» RECORDS:
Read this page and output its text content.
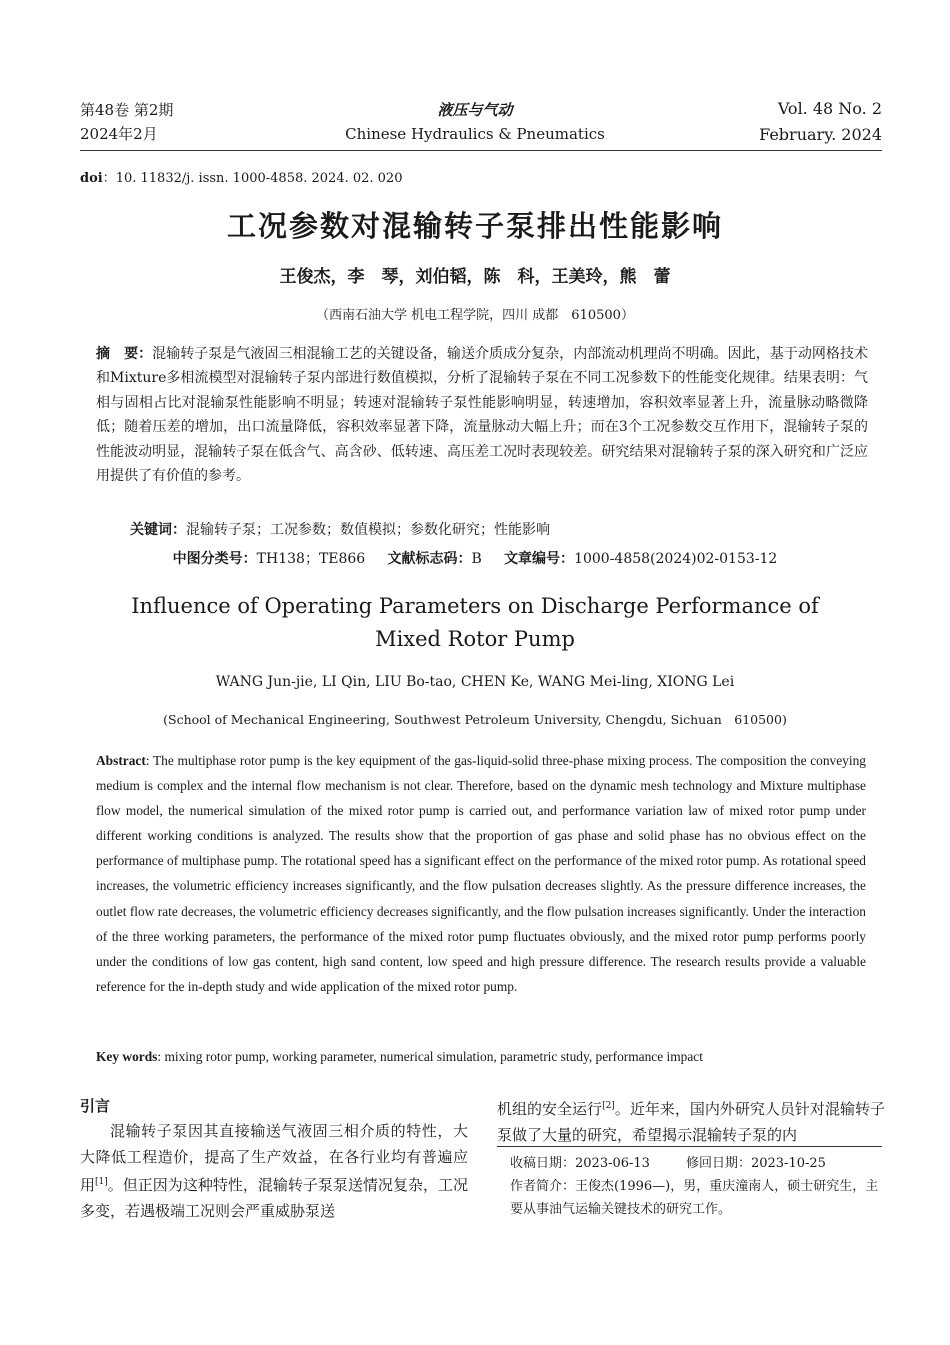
第48卷 第2期
2024年2月
液压与气动
Chinese Hydraulics & Pneumatics
Vol. 48 No. 2
February. 2024
doi：10. 11832/j. issn. 1000-4858. 2024. 02. 020
工况参数对混输转子泵排出性能影响
王俊杰，李　琴，刘伯韬，陈　科，王美玲，熊　蕾
（西南石油大学 机电工程学院，四川 成都　610500）
摘　要：混输转子泵是气液固三相混输工艺的关键设备，输送介质成分复杂，内部流动机理尚不明确。因此，基于动网格技术和Mixture多相流模型对混输转子泵内部进行数值模拟，分析了混输转子泵在不同工况参数下的性能变化规律。结果表明：气相与固相占比对混输泵性能影响不明显；转速对混输转子泵性能影响明显，转速增加，容积效率显著上升，流量脉动略微降低；随着压差的增加，出口流量降低，容积效率显著下降，流量脉动大幅上升；而在3个工况参数交互作用下，混输转子泵的性能波动明显，混输转子泵在低含气、高含砂、低转速、高压差工况时表现较差。研究结果对混输转子泵的深入研究和广泛应用提供了有价值的参考。
关键词：混输转子泵；工况参数；数值模拟；参数化研究；性能影响
中图分类号：TH138；TE866 文献标志码：B 文章编号：1000-4858(2024)02-0153-12
Influence of Operating Parameters on Discharge Performance of Mixed Rotor Pump
WANG Jun-jie, LI Qin, LIU Bo-tao, CHEN Ke, WANG Mei-ling, XIONG Lei
(School of Mechanical Engineering, Southwest Petroleum University, Chengdu, Sichuan　610500)
Abstract: The multiphase rotor pump is the key equipment of the gas-liquid-solid three-phase mixing process. The composition the conveying medium is complex and the internal flow mechanism is not clear. Therefore, based on the dynamic mesh technology and Mixture multiphase flow model, the numerical simulation of the mixed rotor pump is carried out, and performance variation law of mixed rotor pump under different working conditions is analyzed. The results show that the proportion of gas phase and solid phase has no obvious effect on the performance of multiphase pump. The rotational speed has a significant effect on the performance of the mixed rotor pump. As rotational speed increases, the volumetric efficiency increases significantly, and the flow pulsation decreases slightly. As the pressure difference increases, the outlet flow rate decreases, the volumetric efficiency decreases significantly, and the flow pulsation increases significantly. Under the interaction of the three working parameters, the performance of the mixed rotor pump fluctuates obviously, and the mixed rotor pump performs poorly under the conditions of low gas content, high sand content, low speed and high pressure difference. The research results provide a valuable reference for the in-depth study and wide application of the mixed rotor pump.
Key words: mixing rotor pump, working parameter, numerical simulation, parametric study, performance impact
引言

混输转子泵因其直接输送气液固三相介质的特性，大大降低工程造价，提高了生产效益，在各行业均有普遍应用[1]。但正因为这种特性，混输转子泵泵送情况复杂，工况多变，若遇极端工况则会严重威胁泵送

机组的安全运行[2]。近年来，国内外研究人员针对混输转子泵做了大量的研究，希望揭示混输转子泵的内

收稿日期：2023-06-13	修回日期：2023-10-25

作者简介：王俊杰(1996—)，男，重庆潼南人，硕士研究生，主要从事油气运输关键技术的研究工作。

» PROBLEM TO SOLVE:
Output the lines above in full and exactly as given, omitting any pictures.

» SOLVED EXERCISE:
Read this page and output its text content.
第48卷 第2期
2024年2月
液压与气动
Chinese Hydraulics & Pneumatics
Vol. 48 No. 2
February. 2024
doi：10. 11832/j. issn. 1000-4858. 2024. 02. 020
工况参数对混输转子泵排出性能影响
王俊杰，李　琴，刘伯韬，陈　科，王美玲，熊　蕾
（西南石油大学 机电工程学院，四川 成都　610500）
摘　要：混输转子泵是气液固三相混输工艺的关键设备，输送介质成分复杂，内部流动机理尚不明确。因此，基于动网格技术和Mixture多相流模型对混输转子泵内部进行数值模拟，分析了混输转子泵在不同工况参数下的性能变化规律。结果表明：气相与固相占比对混输泵性能影响不明显；转速对混输转子泵性能影响明显，转速增加，容积效率显著上升，流量脉动略微降低；随着压差的增加，出口流量降低，容积效率显著下降，流量脉动大幅上升；而在3个工况参数交互作用下，混输转子泵的性能波动明显，混输转子泵在低含气、高含砂、低转速、高压差工况时表现较差。研究结果对混输转子泵的深入研究和广泛应用提供了有价值的参考。
关键词：混输转子泵；工况参数；数值模拟；参数化研究；性能影响
中图分类号：TH138；TE866 文献标志码：B 文章编号：1000-4858(2024)02-0153-12
Influence of Operating Parameters on Discharge Performance of Mixed Rotor Pump
WANG Jun-jie, LI Qin, LIU Bo-tao, CHEN Ke, WANG Mei-ling, XIONG Lei
(School of Mechanical Engineering, Southwest Petroleum University, Chengdu, Sichuan　610500)
Abstract: The multiphase rotor pump is the key equipment of the gas-liquid-solid three-phase mixing process. The composition the conveying medium is complex and the internal flow mechanism is not clear. Therefore, based on the dynamic mesh technology and Mixture multiphase flow model, the numerical simulation of the mixed rotor pump is carried out, and performance variation law of mixed rotor pump under different working conditions is analyzed. The results show that the proportion of gas phase and solid phase has no obvious effect on the performance of multiphase pump. The rotational speed has a significant effect on the performance of the mixed rotor pump. As rotational speed increases, the volumetric efficiency increases significantly, and the flow pulsation decreases slightly. As the pressure difference increases, the outlet flow rate decreases, the volumetric efficiency decreases significantly, and the flow pulsation increases significantly. Under the interaction of the three working parameters, the performance of the mixed rotor pump fluctuates obviously, and the mixed rotor pump performs poorly under the conditions of low gas content, high sand content, low speed and high pressure difference. The research results provide a valuable reference for the in-depth study and wide application of the mixed rotor pump.
Key words: mixing rotor pump, working parameter, numerical simulation, parametric study, performance impact
引言

混输转子泵因其直接输送气液固三相介质的特性，大大降低工程造价，提高了生产效益，在各行业均有普遍应用[1]。但正因为这种特性，混输转子泵泵送情况复杂，工况多变，若遇极端工况则会严重威胁泵送

机组的安全运行[2]。近年来，国内外研究人员针对混输转子泵做了大量的研究，希望揭示混输转子泵的内

收稿日期：2023-06-13	修回日期：2023-10-25

作者简介：王俊杰(1996—)，男，重庆潼南人，硕士研究生，主要从事油气运输关键技术的研究工作。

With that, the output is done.